### WORK TO BE COMPLETED
Give the data again, word for word.

STORED RECORDS start

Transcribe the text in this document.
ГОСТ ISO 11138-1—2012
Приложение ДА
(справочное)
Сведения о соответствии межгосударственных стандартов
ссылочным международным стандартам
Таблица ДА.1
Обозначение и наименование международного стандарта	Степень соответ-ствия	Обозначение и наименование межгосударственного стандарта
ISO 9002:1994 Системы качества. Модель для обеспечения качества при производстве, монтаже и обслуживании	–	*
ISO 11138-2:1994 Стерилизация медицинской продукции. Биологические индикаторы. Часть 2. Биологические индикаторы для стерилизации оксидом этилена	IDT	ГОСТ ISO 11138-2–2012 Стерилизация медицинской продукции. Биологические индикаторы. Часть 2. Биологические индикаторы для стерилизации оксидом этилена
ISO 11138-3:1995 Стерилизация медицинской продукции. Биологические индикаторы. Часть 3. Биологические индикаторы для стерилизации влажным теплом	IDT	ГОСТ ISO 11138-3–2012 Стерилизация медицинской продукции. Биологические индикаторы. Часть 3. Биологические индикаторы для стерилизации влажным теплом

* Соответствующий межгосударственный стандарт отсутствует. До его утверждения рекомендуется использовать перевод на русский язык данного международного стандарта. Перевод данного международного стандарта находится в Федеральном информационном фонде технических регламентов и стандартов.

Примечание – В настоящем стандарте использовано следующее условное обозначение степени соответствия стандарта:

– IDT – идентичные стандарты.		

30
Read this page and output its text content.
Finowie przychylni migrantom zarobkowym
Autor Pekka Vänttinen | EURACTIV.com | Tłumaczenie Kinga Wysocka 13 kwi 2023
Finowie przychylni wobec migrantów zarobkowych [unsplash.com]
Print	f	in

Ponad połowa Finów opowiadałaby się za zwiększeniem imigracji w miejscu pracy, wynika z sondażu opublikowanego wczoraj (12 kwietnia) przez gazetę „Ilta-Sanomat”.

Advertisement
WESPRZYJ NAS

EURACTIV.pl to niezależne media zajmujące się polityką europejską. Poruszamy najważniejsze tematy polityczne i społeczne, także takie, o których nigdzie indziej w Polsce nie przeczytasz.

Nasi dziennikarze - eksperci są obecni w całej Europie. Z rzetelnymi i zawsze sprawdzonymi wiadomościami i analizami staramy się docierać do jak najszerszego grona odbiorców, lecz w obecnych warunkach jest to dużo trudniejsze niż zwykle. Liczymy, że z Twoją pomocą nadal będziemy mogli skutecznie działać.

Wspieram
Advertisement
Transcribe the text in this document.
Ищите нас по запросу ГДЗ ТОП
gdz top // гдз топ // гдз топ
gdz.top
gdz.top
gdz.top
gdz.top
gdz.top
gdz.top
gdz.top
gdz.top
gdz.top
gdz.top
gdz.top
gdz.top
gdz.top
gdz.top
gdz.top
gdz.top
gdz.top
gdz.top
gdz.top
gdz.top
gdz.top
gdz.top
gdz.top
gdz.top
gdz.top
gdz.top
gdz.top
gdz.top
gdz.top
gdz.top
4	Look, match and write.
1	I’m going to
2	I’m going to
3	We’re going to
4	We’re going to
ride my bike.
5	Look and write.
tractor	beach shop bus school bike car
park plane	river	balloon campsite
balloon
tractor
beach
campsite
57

STORED RECORDS end

### EXPECTED ANSWER
Transcribe the text in this document.
ГОСТ ISO 11138-1—2012
Приложение ДА
(справочное)
Сведения о соответствии межгосударственных стандартов
ссылочным международным стандартам
Таблица ДА.1
Обозначение и наименование международного стандарта	Степень соответ-ствия	Обозначение и наименование межгосударственного стандарта
ISO 9002:1994 Системы качества. Модель для обеспечения качества при производстве, монтаже и обслуживании	–	*
ISO 11138-2:1994 Стерилизация медицинской продукции. Биологические индикаторы. Часть 2. Биологические индикаторы для стерилизации оксидом этилена	IDT	ГОСТ ISO 11138-2–2012 Стерилизация медицинской продукции. Биологические индикаторы. Часть 2. Биологические индикаторы для стерилизации оксидом этилена
ISO 11138-3:1995 Стерилизация медицинской продукции. Биологические индикаторы. Часть 3. Биологические индикаторы для стерилизации влажным теплом	IDT	ГОСТ ISO 11138-3–2012 Стерилизация медицинской продукции. Биологические индикаторы. Часть 3. Биологические индикаторы для стерилизации влажным теплом

* Соответствующий межгосударственный стандарт отсутствует. До его утверждения рекомендуется использовать перевод на русский язык данного международного стандарта. Перевод данного международного стандарта находится в Федеральном информационном фонде технических регламентов и стандартов.

Примечание – В настоящем стандарте использовано следующее условное обозначение степени соответствия стандарта:

– IDT – идентичные стандарты.		

30
Read this page and output its text content.
Finowie przychylni migrantom zarobkowym
Autor Pekka Vänttinen | EURACTIV.com | Tłumaczenie Kinga Wysocka 13 kwi 2023
Finowie przychylni wobec migrantów zarobkowych [unsplash.com]
Print	f	in

Ponad połowa Finów opowiadałaby się za zwiększeniem imigracji w miejscu pracy, wynika z sondażu opublikowanego wczoraj (12 kwietnia) przez gazetę „Ilta-Sanomat”.

Advertisement
WESPRZYJ NAS

EURACTIV.pl to niezależne media zajmujące się polityką europejską. Poruszamy najważniejsze tematy polityczne i społeczne, także takie, o których nigdzie indziej w Polsce nie przeczytasz.

Nasi dziennikarze - eksperci są obecni w całej Europie. Z rzetelnymi i zawsze sprawdzonymi wiadomościami i analizami staramy się docierać do jak najszerszego grona odbiorców, lecz w obecnych warunkach jest to dużo trudniejsze niż zwykle. Liczymy, że z Twoją pomocą nadal będziemy mogli skutecznie działać.

Wspieram
Advertisement
Transcribe the text in this document.
Ищите нас по запросу ГДЗ ТОП
gdz top // гдз топ // гдз топ
gdz.top
gdz.top
gdz.top
gdz.top
gdz.top
gdz.top
gdz.top
gdz.top
gdz.top
gdz.top
gdz.top
gdz.top
gdz.top
gdz.top
gdz.top
gdz.top
gdz.top
gdz.top
gdz.top
gdz.top
gdz.top
gdz.top
gdz.top
gdz.top
gdz.top
gdz.top
gdz.top
gdz.top
gdz.top
gdz.top
4	Look, match and write.
1	I’m going to
2	I’m going to
3	We’re going to
4	We’re going to
ride my bike.
5	Look and write.
tractor	beach shop bus school bike car
park plane	river	balloon campsite
balloon
tractor
beach
campsite
57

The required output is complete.